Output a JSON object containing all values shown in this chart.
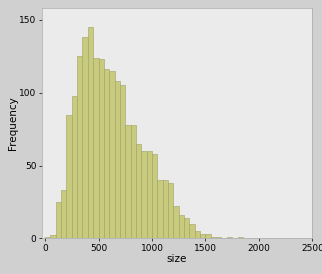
{
  "bar_heights": [
    1,
    2,
    25,
    33,
    85,
    98,
    125,
    138,
    145,
    124,
    123,
    116,
    115,
    108,
    105,
    78,
    78,
    65,
    60,
    60,
    58,
    40,
    40,
    38,
    22,
    16,
    14,
    10,
    5,
    3,
    3,
    1,
    1,
    0,
    1,
    0,
    1
  ],
  "bin_width": 50,
  "bin_start": 0,
  "bar_color": "#c8cb7e",
  "bar_edge_color": "#a0a060",
  "bar_edge_width": 0.4,
  "xlabel": "size",
  "ylabel": "Frequency",
  "xlim": [
    -30,
    2500
  ],
  "ylim": [
    0,
    158
  ],
  "xticks": [
    0,
    500,
    1000,
    1500,
    2000,
    2500
  ],
  "yticks": [
    0,
    50,
    100,
    150
  ],
  "plot_bg_color": "#ebebeb",
  "outer_bg_color": "#d0d0d0",
  "tick_fontsize": 6.5,
  "label_fontsize": 7.5
}
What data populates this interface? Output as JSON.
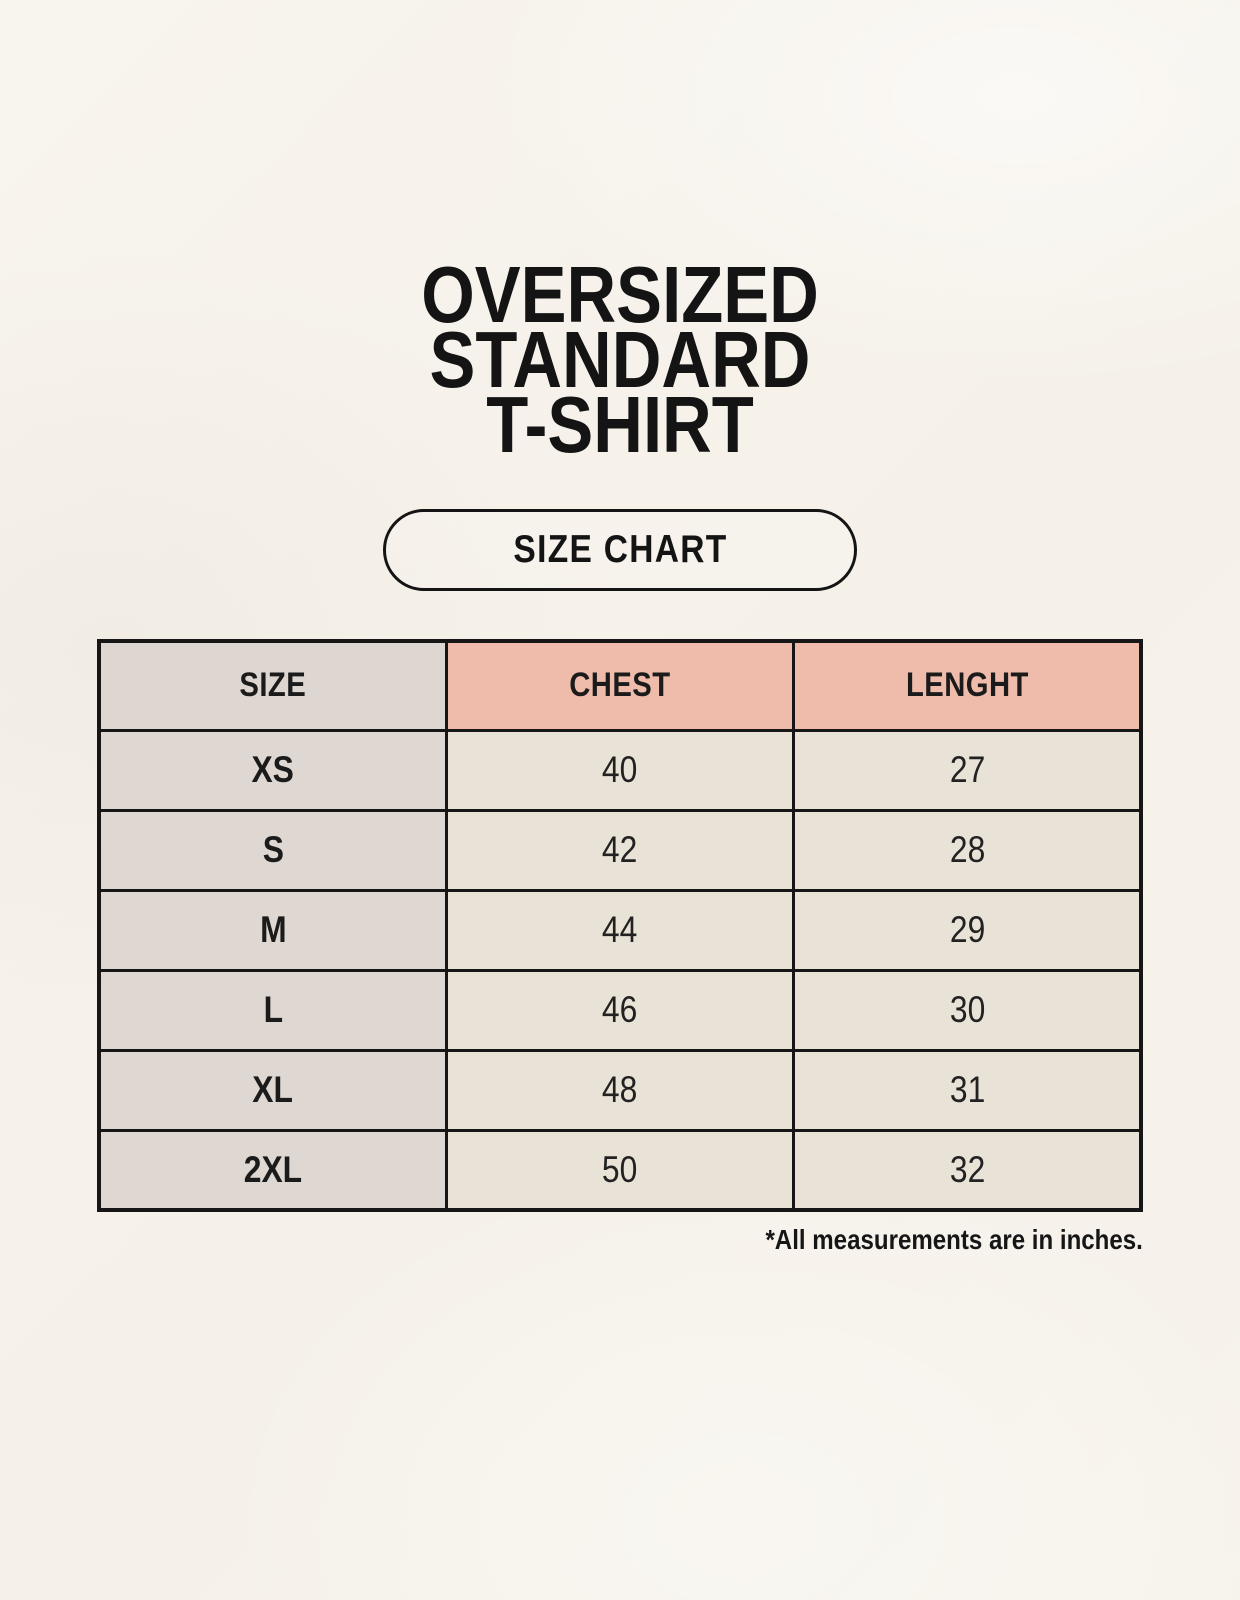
{
  "page": {
    "background_color": "#f6f2ea",
    "text_color": "#1b1b1b"
  },
  "header": {
    "title_lines": [
      "OVERSIZED",
      "STANDARD",
      "T-SHIRT"
    ],
    "badge_label": "SIZE CHART"
  },
  "table": {
    "columns": [
      "SIZE",
      "CHEST",
      "LENGHT"
    ],
    "rows": [
      {
        "size": "XS",
        "chest": "40",
        "lenght": "27"
      },
      {
        "size": "S",
        "chest": "42",
        "lenght": "28"
      },
      {
        "size": "M",
        "chest": "44",
        "lenght": "29"
      },
      {
        "size": "L",
        "chest": "46",
        "lenght": "30"
      },
      {
        "size": "XL",
        "chest": "48",
        "lenght": "31"
      },
      {
        "size": "2XL",
        "chest": "50",
        "lenght": "32"
      }
    ],
    "footnote": "*All measurements are in inches."
  },
  "colors": {
    "header_size_bg": "#ded6d1",
    "header_accent_bg": "#efbcab",
    "row_label_bg": "#ded7d2",
    "row_value_bg": "#e9e2d6",
    "table_border": "#161616"
  },
  "chart_data": {
    "type": "table",
    "title": "OVERSIZED STANDARD T-SHIRT",
    "subtitle": "SIZE CHART",
    "columns": [
      "SIZE",
      "CHEST",
      "LENGHT"
    ],
    "rows": [
      [
        "XS",
        40,
        27
      ],
      [
        "S",
        42,
        28
      ],
      [
        "M",
        44,
        29
      ],
      [
        "L",
        46,
        30
      ],
      [
        "XL",
        48,
        31
      ],
      [
        "2XL",
        50,
        32
      ]
    ],
    "footnote": "*All measurements are in inches."
  }
}
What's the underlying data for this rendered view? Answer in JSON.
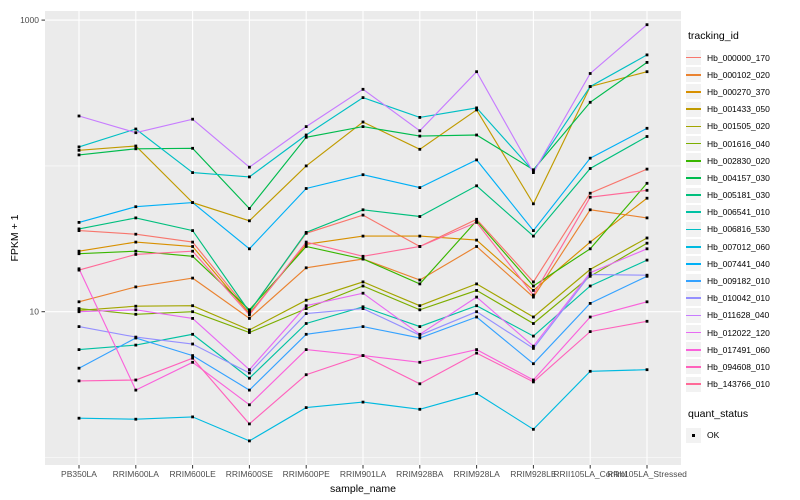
{
  "figure": {
    "background": "#FFFFFF",
    "panel_bg": "#EBEBEB",
    "grid_color": "#FFFFFF",
    "tick_color": "#333333",
    "tick_label_color": "#4D4D4D",
    "point_color": "#000000"
  },
  "chart_data": {
    "type": "line",
    "title": "",
    "xlabel": "sample_name",
    "ylabel": "FPKM + 1",
    "y_scale": "log10",
    "y_axis_tick_values": [
      10,
      1000
    ],
    "y_minor_gridline_values": [
      1,
      100
    ],
    "y_range_log10": [
      -0.05,
      3.06
    ],
    "grid": true,
    "legend_position": "right",
    "point_shape": "filled-square",
    "categories": [
      "PB350LA",
      "RRIM600LA",
      "RRIM600LE",
      "RRIM600SE",
      "RRIM600PE",
      "RRIM901LA",
      "RRIM928BA",
      "RRIM928LA",
      "RRIM928LE",
      "RRII105LA_Control",
      "RRII105LA_Stressed"
    ],
    "legend": {
      "title": "tracking_id"
    },
    "legend2": {
      "title": "quant_status",
      "items": [
        {
          "label": "OK",
          "shape": "square",
          "color": "#000000"
        }
      ]
    },
    "series": [
      {
        "name": "Hb_000000_170",
        "color": "#F8766D",
        "values": [
          36,
          34,
          30,
          10,
          34.5,
          46,
          28,
          43,
          16,
          65,
          95
        ]
      },
      {
        "name": "Hb_000102_020",
        "color": "#EA8331",
        "values": [
          11.7,
          14.8,
          17,
          9,
          20,
          23,
          16.5,
          28,
          12.6,
          50,
          44
        ]
      },
      {
        "name": "Hb_000270_370",
        "color": "#D89000",
        "values": [
          26,
          30,
          28,
          9.7,
          29,
          33,
          33,
          31,
          14,
          30,
          60
        ]
      },
      {
        "name": "Hb_001433_050",
        "color": "#C09B00",
        "values": [
          128,
          137,
          56,
          42,
          100,
          200,
          130,
          242,
          55,
          350,
          443
        ]
      },
      {
        "name": "Hb_001505_020",
        "color": "#A3A500",
        "values": [
          10.2,
          10.9,
          11,
          7.5,
          12,
          16,
          11,
          15.5,
          9.2,
          19.5,
          32
        ]
      },
      {
        "name": "Hb_001616_040",
        "color": "#7CAE00",
        "values": [
          10.5,
          9.6,
          10,
          7.2,
          10.5,
          15,
          10.3,
          14,
          8.3,
          17.5,
          29.5
        ]
      },
      {
        "name": "Hb_002830_020",
        "color": "#39B600",
        "values": [
          25,
          26,
          24,
          10.3,
          28,
          23,
          15.5,
          42,
          15,
          27,
          76
        ]
      },
      {
        "name": "Hb_004157_030",
        "color": "#00BB4E",
        "values": [
          119,
          131,
          132,
          51,
          157,
          186,
          160,
          163,
          94,
          273,
          513
        ]
      },
      {
        "name": "Hb_005181_030",
        "color": "#00BF7D",
        "values": [
          37,
          44,
          36,
          10,
          35,
          50,
          45,
          73,
          33,
          96,
          159
        ]
      },
      {
        "name": "Hb_006541_010",
        "color": "#00C1A3",
        "values": [
          5.5,
          5.9,
          7,
          3.5,
          8.3,
          10.8,
          7.9,
          11,
          6.8,
          15,
          22.6
        ]
      },
      {
        "name": "Hb_006816_530",
        "color": "#00BFC4",
        "values": [
          135,
          179,
          90,
          84,
          163,
          294,
          215,
          250,
          92,
          350,
          577
        ]
      },
      {
        "name": "Hb_007012_060",
        "color": "#00BAE0",
        "values": [
          1.86,
          1.83,
          1.9,
          1.3,
          2.2,
          2.4,
          2.14,
          2.75,
          1.56,
          3.9,
          4.0
        ]
      },
      {
        "name": "Hb_007441_040",
        "color": "#00B0F6",
        "values": [
          41,
          52.5,
          56,
          27,
          70,
          87,
          71,
          110,
          36,
          113,
          181
        ]
      },
      {
        "name": "Hb_009182_010",
        "color": "#35A2FF",
        "values": [
          4.1,
          6.6,
          5,
          2.9,
          7.0,
          7.9,
          6.6,
          9.2,
          4.4,
          11.4,
          17.5
        ]
      },
      {
        "name": "Hb_010042_010",
        "color": "#9590FF",
        "values": [
          7.9,
          6.7,
          6,
          3.8,
          9.7,
          10.5,
          6.9,
          10,
          5.6,
          18,
          17.8
        ]
      },
      {
        "name": "Hb_011628_040",
        "color": "#C77CFF",
        "values": [
          220,
          169,
          209,
          98,
          186,
          335,
          174,
          443,
          90,
          430,
          930
        ]
      },
      {
        "name": "Hb_012022_120",
        "color": "#E76BF3",
        "values": [
          10,
          10.3,
          9,
          4,
          11,
          13.4,
          7,
          12.6,
          5.8,
          18.5,
          27
        ]
      },
      {
        "name": "Hb_017491_060",
        "color": "#FA62DB",
        "values": [
          19.7,
          2.9,
          4.5,
          2.3,
          5.5,
          5,
          4.5,
          5.5,
          3.4,
          9.2,
          11.7
        ]
      },
      {
        "name": "Hb_094608_010",
        "color": "#FF62BC",
        "values": [
          3.35,
          3.4,
          4.8,
          1.7,
          3.7,
          5,
          3.2,
          5.2,
          3.3,
          7.3,
          8.6
        ]
      },
      {
        "name": "Hb_143766_010",
        "color": "#FF6A98",
        "values": [
          19.3,
          24.7,
          26,
          9.5,
          30,
          24,
          28,
          41,
          13,
          61,
          68
        ]
      }
    ]
  }
}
____
● **Problem to solve**
Pull every line holding "Output" out of the records.

● **Written solution**
Output a JSON object containing all values shown in this chart.
What data populates this interface? Output as JSON.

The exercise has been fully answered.